Exercise aim: Spot each line in the records below where the word "British" occurs, then copy it.

(Extracted records)
━━━━━━

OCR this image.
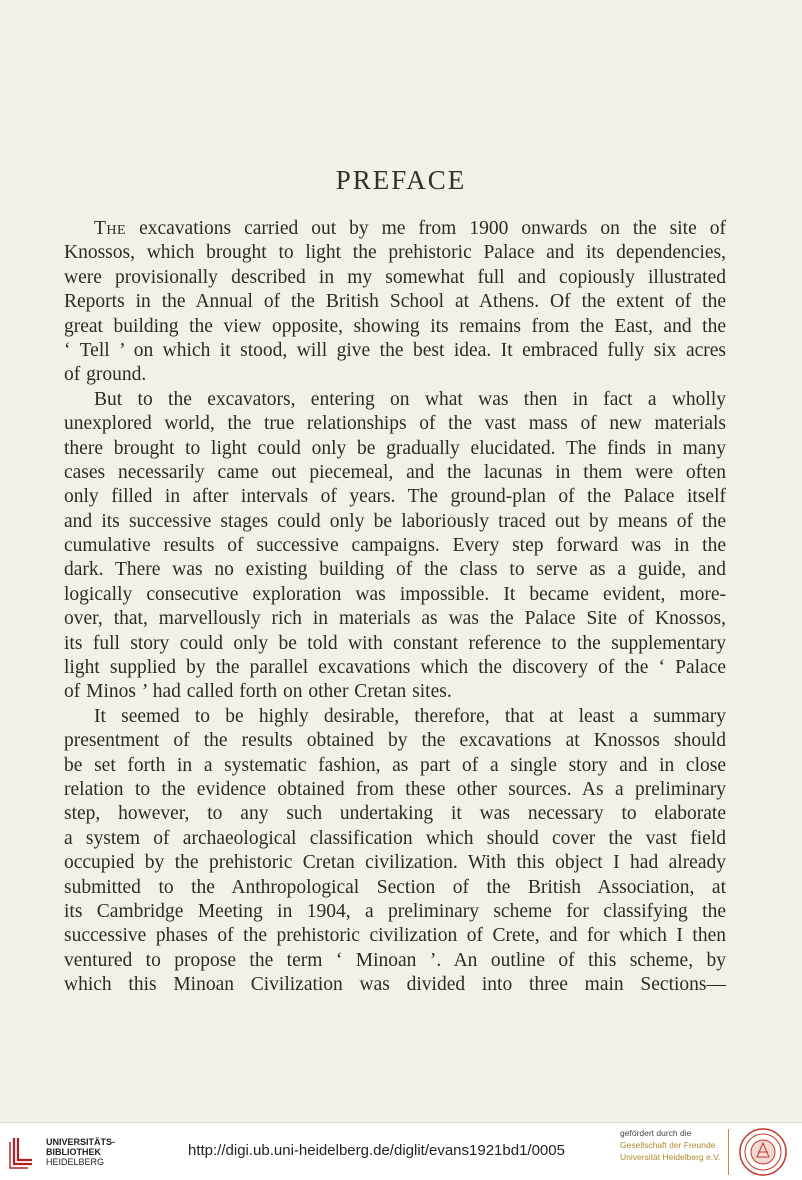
PREFACE
The excavations carried out by me from 1900 onwards on the site of
Knossos, which brought to light the prehistoric Palace and its dependencies,
were provisionally described in my somewhat full and copiously illustrated
Reports in the Annual of the British School at Athens. Of the extent of the
great building the view opposite, showing its remains from the East, and the
‘ Tell ’ on which it stood, will give the best idea. It embraced fully six acres
of ground.
But to the excavators, entering on what was then in fact a wholly
unexplored world, the true relationships of the vast mass of new materials
there brought to light could only be gradually elucidated. The finds in many
cases necessarily came out piecemeal, and the lacunas in them were often
only filled in after intervals of years. The ground-plan of the Palace itself
and its successive stages could only be laboriously traced out by means of the
cumulative results of successive campaigns. Every step forward was in the
dark. There was no existing building of the class to serve as a guide, and
logically consecutive exploration was impossible. It became evident, more-
over, that, marvellously rich in materials as was the Palace Site of Knossos,
its full story could only be told with constant reference to the supplementary
light supplied by the parallel excavations which the discovery of the ‘ Palace
of Minos ’ had called forth on other Cretan sites.
It seemed to be highly desirable, therefore, that at least a summary
presentment of the results obtained by the excavations at Knossos should
be set forth in a systematic fashion, as part of a single story and in close
relation to the evidence obtained from these other sources. As a preliminary
step, however, to any such undertaking it was necessary to elaborate
a system of archaeological classification which should cover the vast field
occupied by the prehistoric Cretan civilization. With this object I had already
submitted to the Anthropological Section of the British Association, at
its Cambridge Meeting in 1904, a preliminary scheme for classifying the
successive phases of the prehistoric civilization of Crete, and for which I then
ventured to propose the term ‘ Minoan ’. An outline of this scheme, by
which this Minoan Civilization was divided into three main Sections—
UNIVERSITÄTS-
BIBLIOTHEK
HEIDELBERG
http://digi.ub.uni-heidelberg.de/diglit/evans1921bd1/0005
gefördert durch die
Gesellschaft der Freunde
Universität Heidelberg e.V.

━━━━━━

Full output:
Reports in the Annual of the British School at Athens. Of the extent of the
submitted to the Anthropological Section of the British Association, at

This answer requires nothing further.